- _WHAT IS ASKED_
Using the entries that follow, collect the lines where the word "servant" appears.

- _AVAILABLE RECORDS_
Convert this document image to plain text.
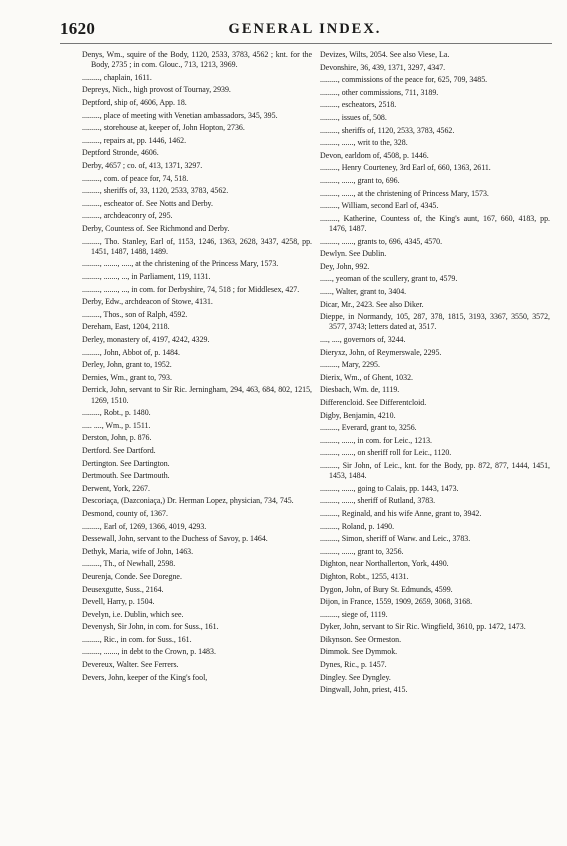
1620	GENERAL INDEX.
Denys, Wm., squire of the Body, 1120, 2533, 3783, 4562 ; knt. for the Body, 2735 ; in com. Glouc., 713, 1213, 3969.
........., chaplain, 1611.
Depreys, Nich., high provost of Tournay, 2939.
Deptford, ship of, 4606, App. 18.
........., place of meeting with Venetian ambassadors, 345, 395.
........., storehouse at, keeper of, John Hopton, 2736.
........., repairs at, pp. 1446, 1462.
Deptford Stronde, 4606.
Derby, 4657 ; co. of, 413, 1371, 3297.
........., com. of peace for, 74, 518.
........., sheriffs of, 33, 1120, 2533, 3783, 4562.
........., escheator of. See Notts and Derby.
........., archdeaconry of, 295.
Derby, Countess of. See Richmond and Derby.
........., Tho. Stanley, Earl of, 1153, 1246, 1363, 2628, 3437, 4258, pp. 1451, 1487, 1488, 1489.
........., ......., ....., at the christening of the Princess Mary, 1573.
........., ......., ..., in Parliament, 119, 1131.
........., ......., ..., in com. for Derbyshire, 74, 518 ; for Middlesex, 427.
Derby, Edw., archdeacon of Stowe, 4131.
........., Thos., son of Ralph, 4592.
Dereham, East, 1204, 2118.
Derley, monastery of, 4197, 4242, 4329.
........., John, Abbot of, p. 1484.
Derley, John, grant to, 1952.
Dernies, Wm., grant to, 793.
Derrick, John, servant to Sir Ric. Jerningham, 294, 463, 684, 802, 1215, 1269, 1510.
........., Robt., p. 1480.
..... ...., Wm., p. 1511.
Derston, John, p. 876.
Dertford. See Dartford.
Dertington. See Dartington.
Dertmouth. See Dartmouth.
Derwent, York, 2267.
Descoriaça, (Dazconiaça,) Dr. Herman Lopez, physician, 734, 745.
Desmond, county of, 1367.
........., Earl of, 1269, 1366, 4019, 4293.
Dessewall, John, servant to the Duchess of Savoy, p. 1464.
Dethyk, Maria, wife of John, 1463.
........., Th., of Newhall, 2598.
Deurenja, Conde. See Doregne.
Deusexgutte, Suss., 2164.
Devell, Harry, p. 1504.
Develyn, i.e. Dublin, which see.
Devenysh, Sir John, in com. for Suss., 161.
........., Ric., in com. for Suss., 161.
........., ......., in debt to the Crown, p. 1483.
Devereux, Walter. See Ferrers.
Devers, John, keeper of the King's fool,
Devizes, Wilts, 2054. See also Viese, La.
Devonshire, 36, 439, 1371, 3297, 4347.
........., commissions of the peace for, 625, 709, 3485.
........., other commissions, 711, 3189.
........., escheators, 2518.
........., issues of, 508.
........., sheriffs of, 1120, 2533, 3783, 4562.
........., ......, writ to the, 328.
Devon, earldom of, 4508, p. 1446.
........., Henry Courteney, 3rd Earl of, 660, 1363, 2611.
........., ......, grant to, 696.
........., ......, at the christening of Princess Mary, 1573.
........., William, second Earl of, 4345.
........., Katherine, Countess of, the King's aunt, 167, 660, 4183, pp. 1476, 1487.
........., ......, grants to, 696, 4345, 4570.
Dewlyn. See Dublin.
Dey, John, 992.
......, yeoman of the scullery, grant to, 4579.
......, Walter, grant to, 3404.
Dicar, Mr., 2423. See also Diker.
Dieppe, in Normandy, 105, 287, 378, 1815, 3193, 3367, 3550, 3572, 3577, 3743; letters dated at, 3517.
...., ...., governors of, 3244.
Dieryxz, John, of Reymerswale, 2295.
........., Mary, 2295.
Dierix, Wm., of Ghent, 1032.
Diesbach, Wm. de, 1119.
Differencloid. See Differentcloid.
Digby, Benjamin, 4210.
........., Everard, grant to, 3256.
........., ......, in com. for Leic., 1213.
........., ......, on sheriff roll for Leic., 1120.
........., Sir John, of Leic., knt. for the Body, pp. 872, 877, 1444, 1451, 1453, 1484.
........., ......, going to Calais, pp. 1443, 1473.
........., ......, sheriff of Rutland, 3783.
........., Reginald, and his wife Anne, grant to, 3942.
........., Roland, p. 1490.
........., Simon, sheriff of Warw. and Leic., 3783.
........., ......, grant to, 3256.
Dighton, near Northallerton, York, 4490.
Dighton, Robt., 1255, 4131.
Dygon, John, of Bury St. Edmunds, 4599.
Dijon, in France, 1559, 1909, 2659, 3068, 3168.
........., siege of, 1119.
Dyker, John, servant to Sir Ric. Wingfield, 3610, pp. 1472, 1473.
Dikynson. See Ormeston.
Dimmok. See Dymmok.
Dynes, Ric., p. 1457.
Dingley. See Dyngley.
Dingwall, John, priest, 415.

- _EXERCISE ANSWER_
Derrick, John, servant to Sir Ric. Jerningham, 294, 463, 684, 802, 1215, 1269, 1510.
Dessewall, John, servant to the Duchess of Savoy, p. 1464.
Dyker, John, servant to Sir Ric. Wingfield, 3610, pp. 1472, 1473.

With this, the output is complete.